§ WHAT THE TASK REQUIRES
Find the lines with "Users" in them and copy them out.

== INFORMATION SUPPLIED

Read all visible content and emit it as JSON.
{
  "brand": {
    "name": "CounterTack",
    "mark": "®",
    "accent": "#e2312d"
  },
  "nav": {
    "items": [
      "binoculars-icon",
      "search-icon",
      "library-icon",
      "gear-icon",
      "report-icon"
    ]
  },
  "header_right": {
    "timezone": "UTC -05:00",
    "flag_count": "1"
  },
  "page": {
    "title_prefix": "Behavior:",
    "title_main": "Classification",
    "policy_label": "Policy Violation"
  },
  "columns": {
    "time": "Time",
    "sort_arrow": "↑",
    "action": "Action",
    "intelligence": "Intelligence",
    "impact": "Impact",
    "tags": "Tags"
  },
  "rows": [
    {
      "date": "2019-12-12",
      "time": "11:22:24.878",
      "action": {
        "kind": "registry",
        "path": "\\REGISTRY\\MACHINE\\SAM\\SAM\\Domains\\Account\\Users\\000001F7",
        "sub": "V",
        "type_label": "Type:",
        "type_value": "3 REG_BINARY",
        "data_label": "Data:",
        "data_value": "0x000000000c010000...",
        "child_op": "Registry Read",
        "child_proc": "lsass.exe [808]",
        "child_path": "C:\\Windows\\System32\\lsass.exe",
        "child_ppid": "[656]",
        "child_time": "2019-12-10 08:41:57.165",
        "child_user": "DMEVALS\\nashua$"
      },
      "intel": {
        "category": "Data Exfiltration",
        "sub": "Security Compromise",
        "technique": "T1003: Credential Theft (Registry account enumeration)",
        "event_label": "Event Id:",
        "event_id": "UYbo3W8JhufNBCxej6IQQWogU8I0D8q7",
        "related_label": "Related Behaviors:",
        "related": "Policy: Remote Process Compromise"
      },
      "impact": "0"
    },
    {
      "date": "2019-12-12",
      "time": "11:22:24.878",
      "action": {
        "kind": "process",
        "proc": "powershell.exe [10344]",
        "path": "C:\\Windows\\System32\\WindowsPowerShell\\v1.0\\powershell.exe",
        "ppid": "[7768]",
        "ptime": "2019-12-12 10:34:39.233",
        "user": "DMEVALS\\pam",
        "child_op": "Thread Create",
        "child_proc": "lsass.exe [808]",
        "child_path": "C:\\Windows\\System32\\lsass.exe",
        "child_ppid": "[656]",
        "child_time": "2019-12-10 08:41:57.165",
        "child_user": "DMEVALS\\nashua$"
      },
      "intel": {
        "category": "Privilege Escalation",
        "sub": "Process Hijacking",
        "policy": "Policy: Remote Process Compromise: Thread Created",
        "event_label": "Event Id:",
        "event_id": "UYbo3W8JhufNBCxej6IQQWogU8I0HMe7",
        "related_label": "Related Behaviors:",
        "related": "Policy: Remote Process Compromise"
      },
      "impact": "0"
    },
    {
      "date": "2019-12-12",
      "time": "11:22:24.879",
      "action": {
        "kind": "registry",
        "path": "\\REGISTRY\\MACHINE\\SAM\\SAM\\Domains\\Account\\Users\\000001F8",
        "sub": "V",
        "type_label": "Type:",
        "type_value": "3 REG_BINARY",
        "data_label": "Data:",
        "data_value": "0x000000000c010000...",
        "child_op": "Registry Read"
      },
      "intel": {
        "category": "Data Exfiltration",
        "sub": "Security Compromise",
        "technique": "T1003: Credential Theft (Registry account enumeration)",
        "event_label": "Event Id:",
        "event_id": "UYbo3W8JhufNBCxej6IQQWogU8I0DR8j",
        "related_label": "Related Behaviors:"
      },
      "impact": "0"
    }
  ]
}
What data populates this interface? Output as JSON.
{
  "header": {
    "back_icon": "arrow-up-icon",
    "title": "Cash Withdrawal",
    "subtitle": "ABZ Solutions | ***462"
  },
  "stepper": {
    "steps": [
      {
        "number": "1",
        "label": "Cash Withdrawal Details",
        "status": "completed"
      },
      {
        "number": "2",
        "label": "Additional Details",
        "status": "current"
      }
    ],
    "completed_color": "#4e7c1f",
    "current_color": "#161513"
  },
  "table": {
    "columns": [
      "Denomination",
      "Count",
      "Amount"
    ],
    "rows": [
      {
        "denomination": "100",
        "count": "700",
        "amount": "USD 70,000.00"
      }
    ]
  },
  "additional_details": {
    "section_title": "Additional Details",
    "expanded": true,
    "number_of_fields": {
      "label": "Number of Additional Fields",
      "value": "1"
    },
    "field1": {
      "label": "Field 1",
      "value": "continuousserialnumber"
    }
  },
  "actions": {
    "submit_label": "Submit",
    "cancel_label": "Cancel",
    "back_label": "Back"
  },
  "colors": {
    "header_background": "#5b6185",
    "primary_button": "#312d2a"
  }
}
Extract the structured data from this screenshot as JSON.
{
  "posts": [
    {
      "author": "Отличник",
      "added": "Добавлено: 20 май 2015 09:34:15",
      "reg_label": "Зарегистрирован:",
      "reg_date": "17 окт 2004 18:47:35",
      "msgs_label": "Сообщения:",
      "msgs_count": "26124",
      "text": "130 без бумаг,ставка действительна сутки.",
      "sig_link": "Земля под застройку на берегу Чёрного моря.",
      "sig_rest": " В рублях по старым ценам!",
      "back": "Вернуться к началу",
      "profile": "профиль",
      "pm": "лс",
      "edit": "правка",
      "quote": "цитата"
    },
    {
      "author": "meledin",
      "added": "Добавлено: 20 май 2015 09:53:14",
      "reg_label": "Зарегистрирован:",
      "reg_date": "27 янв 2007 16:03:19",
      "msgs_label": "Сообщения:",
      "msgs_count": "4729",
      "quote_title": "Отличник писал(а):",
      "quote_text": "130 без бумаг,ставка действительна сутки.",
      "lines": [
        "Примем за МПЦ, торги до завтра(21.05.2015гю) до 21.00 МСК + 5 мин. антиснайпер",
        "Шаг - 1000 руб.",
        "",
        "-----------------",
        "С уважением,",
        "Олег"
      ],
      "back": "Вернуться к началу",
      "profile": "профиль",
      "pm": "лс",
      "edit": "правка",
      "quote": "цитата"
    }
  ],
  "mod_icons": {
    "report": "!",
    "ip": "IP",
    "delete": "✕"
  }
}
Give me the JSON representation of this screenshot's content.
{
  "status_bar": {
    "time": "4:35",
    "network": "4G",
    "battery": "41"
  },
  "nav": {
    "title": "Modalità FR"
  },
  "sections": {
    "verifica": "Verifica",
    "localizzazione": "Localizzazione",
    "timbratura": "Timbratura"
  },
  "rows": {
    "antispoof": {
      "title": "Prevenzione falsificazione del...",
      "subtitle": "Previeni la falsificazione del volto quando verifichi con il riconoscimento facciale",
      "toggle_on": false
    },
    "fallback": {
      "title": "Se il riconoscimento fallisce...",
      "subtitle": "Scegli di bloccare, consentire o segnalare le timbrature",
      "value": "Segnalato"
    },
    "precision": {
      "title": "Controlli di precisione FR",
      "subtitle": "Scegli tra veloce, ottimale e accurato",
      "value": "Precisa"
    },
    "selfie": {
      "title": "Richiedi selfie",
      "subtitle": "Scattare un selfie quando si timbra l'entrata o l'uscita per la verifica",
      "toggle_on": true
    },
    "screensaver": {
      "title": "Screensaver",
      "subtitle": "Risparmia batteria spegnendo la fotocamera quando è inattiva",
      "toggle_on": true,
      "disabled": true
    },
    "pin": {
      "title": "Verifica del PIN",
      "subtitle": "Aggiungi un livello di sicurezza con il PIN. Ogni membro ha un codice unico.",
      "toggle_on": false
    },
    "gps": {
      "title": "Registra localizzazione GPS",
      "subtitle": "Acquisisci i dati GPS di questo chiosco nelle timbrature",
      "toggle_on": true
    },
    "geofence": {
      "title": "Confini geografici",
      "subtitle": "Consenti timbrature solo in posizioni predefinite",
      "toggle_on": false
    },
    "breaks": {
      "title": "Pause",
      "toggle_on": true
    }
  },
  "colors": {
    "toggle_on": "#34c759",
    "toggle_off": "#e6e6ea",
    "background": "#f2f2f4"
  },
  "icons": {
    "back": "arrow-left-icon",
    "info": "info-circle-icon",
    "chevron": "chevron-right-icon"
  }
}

====

§ SOLVED EXERCISE
        "path": "\\REGISTRY\\MACHINE\\SAM\\SAM\\Domains\\Account\\Users\\000001F7",
        "path": "\\REGISTRY\\MACHINE\\SAM\\SAM\\Domains\\Account\\Users\\000001F8",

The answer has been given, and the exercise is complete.